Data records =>
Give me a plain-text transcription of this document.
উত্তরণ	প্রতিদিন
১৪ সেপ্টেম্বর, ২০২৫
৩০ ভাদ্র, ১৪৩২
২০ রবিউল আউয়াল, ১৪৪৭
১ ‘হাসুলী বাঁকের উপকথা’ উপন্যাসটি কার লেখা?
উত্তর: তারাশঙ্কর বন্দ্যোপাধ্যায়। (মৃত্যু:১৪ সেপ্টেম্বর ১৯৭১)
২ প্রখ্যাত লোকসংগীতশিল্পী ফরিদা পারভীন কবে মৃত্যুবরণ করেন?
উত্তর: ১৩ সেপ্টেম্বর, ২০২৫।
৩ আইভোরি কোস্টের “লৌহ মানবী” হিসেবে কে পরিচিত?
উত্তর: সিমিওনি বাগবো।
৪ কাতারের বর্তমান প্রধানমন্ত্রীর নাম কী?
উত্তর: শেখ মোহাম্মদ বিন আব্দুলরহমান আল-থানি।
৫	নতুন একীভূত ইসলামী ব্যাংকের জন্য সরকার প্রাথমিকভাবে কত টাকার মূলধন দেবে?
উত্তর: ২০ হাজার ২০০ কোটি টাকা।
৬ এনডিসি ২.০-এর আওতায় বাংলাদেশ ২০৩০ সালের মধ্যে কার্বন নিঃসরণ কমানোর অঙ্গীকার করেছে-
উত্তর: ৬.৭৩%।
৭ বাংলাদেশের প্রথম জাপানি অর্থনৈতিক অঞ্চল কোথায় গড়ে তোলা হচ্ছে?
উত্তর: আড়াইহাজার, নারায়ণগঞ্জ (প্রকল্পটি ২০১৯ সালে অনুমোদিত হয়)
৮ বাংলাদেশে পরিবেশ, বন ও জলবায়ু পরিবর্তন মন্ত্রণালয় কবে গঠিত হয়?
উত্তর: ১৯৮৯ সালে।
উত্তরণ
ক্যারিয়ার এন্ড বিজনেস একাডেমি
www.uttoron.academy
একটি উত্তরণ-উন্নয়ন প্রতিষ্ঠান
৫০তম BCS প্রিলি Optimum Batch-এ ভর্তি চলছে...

TASK TO CARRY OUT => The records above must be output exactly, in full.

TASK RESPONSE =>
Give me a plain-text transcription of this document.
উত্তরণ	প্রতিদিন
১৪ সেপ্টেম্বর, ২০২৫
৩০ ভাদ্র, ১৪৩২
২০ রবিউল আউয়াল, ১৪৪৭
১ ‘হাসুলী বাঁকের উপকথা’ উপন্যাসটি কার লেখা?
উত্তর: তারাশঙ্কর বন্দ্যোপাধ্যায়। (মৃত্যু:১৪ সেপ্টেম্বর ১৯৭১)
২ প্রখ্যাত লোকসংগীতশিল্পী ফরিদা পারভীন কবে মৃত্যুবরণ করেন?
উত্তর: ১৩ সেপ্টেম্বর, ২০২৫।
৩ আইভোরি কোস্টের “লৌহ মানবী” হিসেবে কে পরিচিত?
উত্তর: সিমিওনি বাগবো।
৪ কাতারের বর্তমান প্রধানমন্ত্রীর নাম কী?
উত্তর: শেখ মোহাম্মদ বিন আব্দুলরহমান আল-থানি।
৫	নতুন একীভূত ইসলামী ব্যাংকের জন্য সরকার প্রাথমিকভাবে কত টাকার মূলধন দেবে?
উত্তর: ২০ হাজার ২০০ কোটি টাকা।
৬ এনডিসি ২.০-এর আওতায় বাংলাদেশ ২০৩০ সালের মধ্যে কার্বন নিঃসরণ কমানোর অঙ্গীকার করেছে-
উত্তর: ৬.৭৩%।
৭ বাংলাদেশের প্রথম জাপানি অর্থনৈতিক অঞ্চল কোথায় গড়ে তোলা হচ্ছে?
উত্তর: আড়াইহাজার, নারায়ণগঞ্জ (প্রকল্পটি ২০১৯ সালে অনুমোদিত হয়)
৮ বাংলাদেশে পরিবেশ, বন ও জলবায়ু পরিবর্তন মন্ত্রণালয় কবে গঠিত হয়?
উত্তর: ১৯৮৯ সালে।
উত্তরণ
ক্যারিয়ার এন্ড বিজনেস একাডেমি
www.uttoron.academy
একটি উত্তরণ-উন্নয়ন প্রতিষ্ঠান
৫০তম BCS প্রিলি Optimum Batch-এ ভর্তি চলছে...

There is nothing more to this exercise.